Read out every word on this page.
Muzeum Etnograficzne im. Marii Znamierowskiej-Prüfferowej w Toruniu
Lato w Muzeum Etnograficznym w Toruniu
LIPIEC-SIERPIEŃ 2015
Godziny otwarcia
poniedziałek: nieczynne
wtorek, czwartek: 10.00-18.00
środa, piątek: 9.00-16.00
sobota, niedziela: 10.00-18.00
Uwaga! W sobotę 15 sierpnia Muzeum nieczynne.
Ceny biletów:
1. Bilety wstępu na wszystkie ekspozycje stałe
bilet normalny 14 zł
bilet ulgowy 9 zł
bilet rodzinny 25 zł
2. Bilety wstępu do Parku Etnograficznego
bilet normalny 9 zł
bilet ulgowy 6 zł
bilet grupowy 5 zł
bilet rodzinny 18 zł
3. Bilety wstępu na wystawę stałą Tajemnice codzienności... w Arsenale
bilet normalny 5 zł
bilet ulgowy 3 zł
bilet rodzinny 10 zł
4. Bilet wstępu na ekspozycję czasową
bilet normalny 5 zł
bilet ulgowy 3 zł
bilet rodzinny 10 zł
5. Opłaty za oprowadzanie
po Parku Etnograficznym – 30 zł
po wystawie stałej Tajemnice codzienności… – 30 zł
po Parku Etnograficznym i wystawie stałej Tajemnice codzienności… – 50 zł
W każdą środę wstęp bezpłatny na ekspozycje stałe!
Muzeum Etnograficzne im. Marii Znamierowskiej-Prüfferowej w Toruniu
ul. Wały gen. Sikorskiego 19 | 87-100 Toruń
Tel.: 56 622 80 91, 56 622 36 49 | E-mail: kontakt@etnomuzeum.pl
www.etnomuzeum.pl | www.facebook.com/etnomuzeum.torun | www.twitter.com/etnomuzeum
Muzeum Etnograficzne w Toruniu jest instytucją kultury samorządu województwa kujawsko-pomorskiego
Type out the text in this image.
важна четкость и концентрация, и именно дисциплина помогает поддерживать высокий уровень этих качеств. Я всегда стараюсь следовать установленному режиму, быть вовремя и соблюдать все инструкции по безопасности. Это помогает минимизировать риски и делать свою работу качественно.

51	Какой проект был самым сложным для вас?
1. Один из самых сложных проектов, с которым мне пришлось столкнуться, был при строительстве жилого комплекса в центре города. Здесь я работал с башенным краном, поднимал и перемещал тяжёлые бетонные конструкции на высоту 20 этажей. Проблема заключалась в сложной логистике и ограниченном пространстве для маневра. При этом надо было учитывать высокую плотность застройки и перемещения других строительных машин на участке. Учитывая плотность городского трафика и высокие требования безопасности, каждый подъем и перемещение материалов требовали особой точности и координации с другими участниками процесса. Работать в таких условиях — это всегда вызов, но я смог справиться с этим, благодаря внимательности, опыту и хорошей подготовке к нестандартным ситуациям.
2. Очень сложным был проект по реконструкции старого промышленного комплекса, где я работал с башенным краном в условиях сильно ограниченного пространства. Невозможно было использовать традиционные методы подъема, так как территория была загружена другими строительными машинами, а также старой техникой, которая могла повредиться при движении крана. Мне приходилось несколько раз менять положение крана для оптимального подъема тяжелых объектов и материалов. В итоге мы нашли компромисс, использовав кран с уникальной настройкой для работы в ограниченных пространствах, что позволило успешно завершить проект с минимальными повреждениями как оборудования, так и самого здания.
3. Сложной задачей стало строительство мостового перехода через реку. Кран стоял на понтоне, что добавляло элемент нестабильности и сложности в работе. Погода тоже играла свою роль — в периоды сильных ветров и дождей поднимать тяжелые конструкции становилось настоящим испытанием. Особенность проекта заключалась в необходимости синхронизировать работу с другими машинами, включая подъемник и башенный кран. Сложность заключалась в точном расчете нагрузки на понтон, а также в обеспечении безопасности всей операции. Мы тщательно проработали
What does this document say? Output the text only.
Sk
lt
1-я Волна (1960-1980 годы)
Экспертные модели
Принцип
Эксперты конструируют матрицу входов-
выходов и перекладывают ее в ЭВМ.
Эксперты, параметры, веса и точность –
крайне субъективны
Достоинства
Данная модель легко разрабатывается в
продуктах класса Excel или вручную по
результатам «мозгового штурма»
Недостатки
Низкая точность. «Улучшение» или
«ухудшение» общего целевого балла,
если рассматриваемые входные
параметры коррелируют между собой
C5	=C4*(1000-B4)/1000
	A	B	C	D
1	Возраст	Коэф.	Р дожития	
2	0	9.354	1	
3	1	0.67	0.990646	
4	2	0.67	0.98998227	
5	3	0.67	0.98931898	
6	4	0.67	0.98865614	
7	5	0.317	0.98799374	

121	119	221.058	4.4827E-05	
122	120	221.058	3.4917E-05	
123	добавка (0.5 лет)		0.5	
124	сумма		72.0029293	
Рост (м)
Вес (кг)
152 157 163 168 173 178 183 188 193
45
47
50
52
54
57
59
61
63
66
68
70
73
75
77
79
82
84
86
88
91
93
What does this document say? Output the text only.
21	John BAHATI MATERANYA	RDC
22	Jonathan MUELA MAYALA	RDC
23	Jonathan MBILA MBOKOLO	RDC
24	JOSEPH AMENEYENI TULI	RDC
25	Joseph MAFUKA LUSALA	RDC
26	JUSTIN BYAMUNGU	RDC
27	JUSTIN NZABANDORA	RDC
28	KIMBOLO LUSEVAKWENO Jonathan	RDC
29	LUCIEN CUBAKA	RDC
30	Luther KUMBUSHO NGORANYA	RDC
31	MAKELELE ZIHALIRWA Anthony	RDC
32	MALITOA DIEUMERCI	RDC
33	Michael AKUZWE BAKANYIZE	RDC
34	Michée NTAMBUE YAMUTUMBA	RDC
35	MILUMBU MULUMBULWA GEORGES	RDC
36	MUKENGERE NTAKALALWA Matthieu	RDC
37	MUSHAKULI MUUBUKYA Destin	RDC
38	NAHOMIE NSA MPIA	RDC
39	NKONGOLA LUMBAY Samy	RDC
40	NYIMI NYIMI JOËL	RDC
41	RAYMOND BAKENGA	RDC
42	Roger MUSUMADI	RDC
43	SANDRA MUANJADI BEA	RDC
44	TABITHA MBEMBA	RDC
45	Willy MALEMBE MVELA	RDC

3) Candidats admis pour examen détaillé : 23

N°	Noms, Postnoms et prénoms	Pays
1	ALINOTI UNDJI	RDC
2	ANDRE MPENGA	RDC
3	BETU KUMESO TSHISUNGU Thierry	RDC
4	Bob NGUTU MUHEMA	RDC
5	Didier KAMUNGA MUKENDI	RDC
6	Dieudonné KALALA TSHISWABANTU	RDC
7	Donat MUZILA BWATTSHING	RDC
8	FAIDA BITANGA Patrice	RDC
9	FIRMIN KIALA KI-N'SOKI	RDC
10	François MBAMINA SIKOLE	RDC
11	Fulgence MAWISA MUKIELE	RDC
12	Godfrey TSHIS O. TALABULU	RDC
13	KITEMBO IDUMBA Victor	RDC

→ To do: Print all of the data exactly as it was given.

→ Solution for this problem:
Read out every word on this page.
Muzeum Etnograficzne im. Marii Znamierowskiej-Prüfferowej w Toruniu
Lato w Muzeum Etnograficznym w Toruniu
LIPIEC-SIERPIEŃ 2015
Godziny otwarcia
poniedziałek: nieczynne
wtorek, czwartek: 10.00-18.00
środa, piątek: 9.00-16.00
sobota, niedziela: 10.00-18.00
Uwaga! W sobotę 15 sierpnia Muzeum nieczynne.
Ceny biletów:
1. Bilety wstępu na wszystkie ekspozycje stałe
bilet normalny 14 zł
bilet ulgowy 9 zł
bilet rodzinny 25 zł
2. Bilety wstępu do Parku Etnograficznego
bilet normalny 9 zł
bilet ulgowy 6 zł
bilet grupowy 5 zł
bilet rodzinny 18 zł
3. Bilety wstępu na wystawę stałą Tajemnice codzienności... w Arsenale
bilet normalny 5 zł
bilet ulgowy 3 zł
bilet rodzinny 10 zł
4. Bilet wstępu na ekspozycję czasową
bilet normalny 5 zł
bilet ulgowy 3 zł
bilet rodzinny 10 zł
5. Opłaty za oprowadzanie
po Parku Etnograficznym – 30 zł
po wystawie stałej Tajemnice codzienności… – 30 zł
po Parku Etnograficznym i wystawie stałej Tajemnice codzienności… – 50 zł
W każdą środę wstęp bezpłatny na ekspozycje stałe!
Muzeum Etnograficzne im. Marii Znamierowskiej-Prüfferowej w Toruniu
ul. Wały gen. Sikorskiego 19 | 87-100 Toruń
Tel.: 56 622 80 91, 56 622 36 49 | E-mail: kontakt@etnomuzeum.pl
www.etnomuzeum.pl | www.facebook.com/etnomuzeum.torun | www.twitter.com/etnomuzeum
Muzeum Etnograficzne w Toruniu jest instytucją kultury samorządu województwa kujawsko-pomorskiego
Type out the text in this image.
важна четкость и концентрация, и именно дисциплина помогает поддерживать высокий уровень этих качеств. Я всегда стараюсь следовать установленному режиму, быть вовремя и соблюдать все инструкции по безопасности. Это помогает минимизировать риски и делать свою работу качественно.

51	Какой проект был самым сложным для вас?
1. Один из самых сложных проектов, с которым мне пришлось столкнуться, был при строительстве жилого комплекса в центре города. Здесь я работал с башенным краном, поднимал и перемещал тяжёлые бетонные конструкции на высоту 20 этажей. Проблема заключалась в сложной логистике и ограниченном пространстве для маневра. При этом надо было учитывать высокую плотность застройки и перемещения других строительных машин на участке. Учитывая плотность городского трафика и высокие требования безопасности, каждый подъем и перемещение материалов требовали особой точности и координации с другими участниками процесса. Работать в таких условиях — это всегда вызов, но я смог справиться с этим, благодаря внимательности, опыту и хорошей подготовке к нестандартным ситуациям.
2. Очень сложным был проект по реконструкции старого промышленного комплекса, где я работал с башенным краном в условиях сильно ограниченного пространства. Невозможно было использовать традиционные методы подъема, так как территория была загружена другими строительными машинами, а также старой техникой, которая могла повредиться при движении крана. Мне приходилось несколько раз менять положение крана для оптимального подъема тяжелых объектов и материалов. В итоге мы нашли компромисс, использовав кран с уникальной настройкой для работы в ограниченных пространствах, что позволило успешно завершить проект с минимальными повреждениями как оборудования, так и самого здания.
3. Сложной задачей стало строительство мостового перехода через реку. Кран стоял на понтоне, что добавляло элемент нестабильности и сложности в работе. Погода тоже играла свою роль — в периоды сильных ветров и дождей поднимать тяжелые конструкции становилось настоящим испытанием. Особенность проекта заключалась в необходимости синхронизировать работу с другими машинами, включая подъемник и башенный кран. Сложность заключалась в точном расчете нагрузки на понтон, а также в обеспечении безопасности всей операции. Мы тщательно проработали
What does this document say? Output the text only.
Sk
lt
1-я Волна (1960-1980 годы)
Экспертные модели
Принцип
Эксперты конструируют матрицу входов-
выходов и перекладывают ее в ЭВМ.
Эксперты, параметры, веса и точность –
крайне субъективны
Достоинства
Данная модель легко разрабатывается в
продуктах класса Excel или вручную по
результатам «мозгового штурма»
Недостатки
Низкая точность. «Улучшение» или
«ухудшение» общего целевого балла,
если рассматриваемые входные
параметры коррелируют между собой
C5	=C4*(1000-B4)/1000
	A	B	C	D
1	Возраст	Коэф.	Р дожития	
2	0	9.354	1	
3	1	0.67	0.990646	
4	2	0.67	0.98998227	
5	3	0.67	0.98931898	
6	4	0.67	0.98865614	
7	5	0.317	0.98799374	

121	119	221.058	4.4827E-05	
122	120	221.058	3.4917E-05	
123	добавка (0.5 лет)		0.5	
124	сумма		72.0029293	
Рост (м)
Вес (кг)
152 157 163 168 173 178 183 188 193
45
47
50
52
54
57
59
61
63
66
68
70
73
75
77
79
82
84
86
88
91
93
What does this document say? Output the text only.
21	John BAHATI MATERANYA	RDC
22	Jonathan MUELA MAYALA	RDC
23	Jonathan MBILA MBOKOLO	RDC
24	JOSEPH AMENEYENI TULI	RDC
25	Joseph MAFUKA LUSALA	RDC
26	JUSTIN BYAMUNGU	RDC
27	JUSTIN NZABANDORA	RDC
28	KIMBOLO LUSEVAKWENO Jonathan	RDC
29	LUCIEN CUBAKA	RDC
30	Luther KUMBUSHO NGORANYA	RDC
31	MAKELELE ZIHALIRWA Anthony	RDC
32	MALITOA DIEUMERCI	RDC
33	Michael AKUZWE BAKANYIZE	RDC
34	Michée NTAMBUE YAMUTUMBA	RDC
35	MILUMBU MULUMBULWA GEORGES	RDC
36	MUKENGERE NTAKALALWA Matthieu	RDC
37	MUSHAKULI MUUBUKYA Destin	RDC
38	NAHOMIE NSA MPIA	RDC
39	NKONGOLA LUMBAY Samy	RDC
40	NYIMI NYIMI JOËL	RDC
41	RAYMOND BAKENGA	RDC
42	Roger MUSUMADI	RDC
43	SANDRA MUANJADI BEA	RDC
44	TABITHA MBEMBA	RDC
45	Willy MALEMBE MVELA	RDC

3) Candidats admis pour examen détaillé : 23

N°	Noms, Postnoms et prénoms	Pays
1	ALINOTI UNDJI	RDC
2	ANDRE MPENGA	RDC
3	BETU KUMESO TSHISUNGU Thierry	RDC
4	Bob NGUTU MUHEMA	RDC
5	Didier KAMUNGA MUKENDI	RDC
6	Dieudonné KALALA TSHISWABANTU	RDC
7	Donat MUZILA BWATTSHING	RDC
8	FAIDA BITANGA Patrice	RDC
9	FIRMIN KIALA KI-N'SOKI	RDC
10	François MBAMINA SIKOLE	RDC
11	Fulgence MAWISA MUKIELE	RDC
12	Godfrey TSHIS O. TALABULU	RDC
13	KITEMBO IDUMBA Victor	RDC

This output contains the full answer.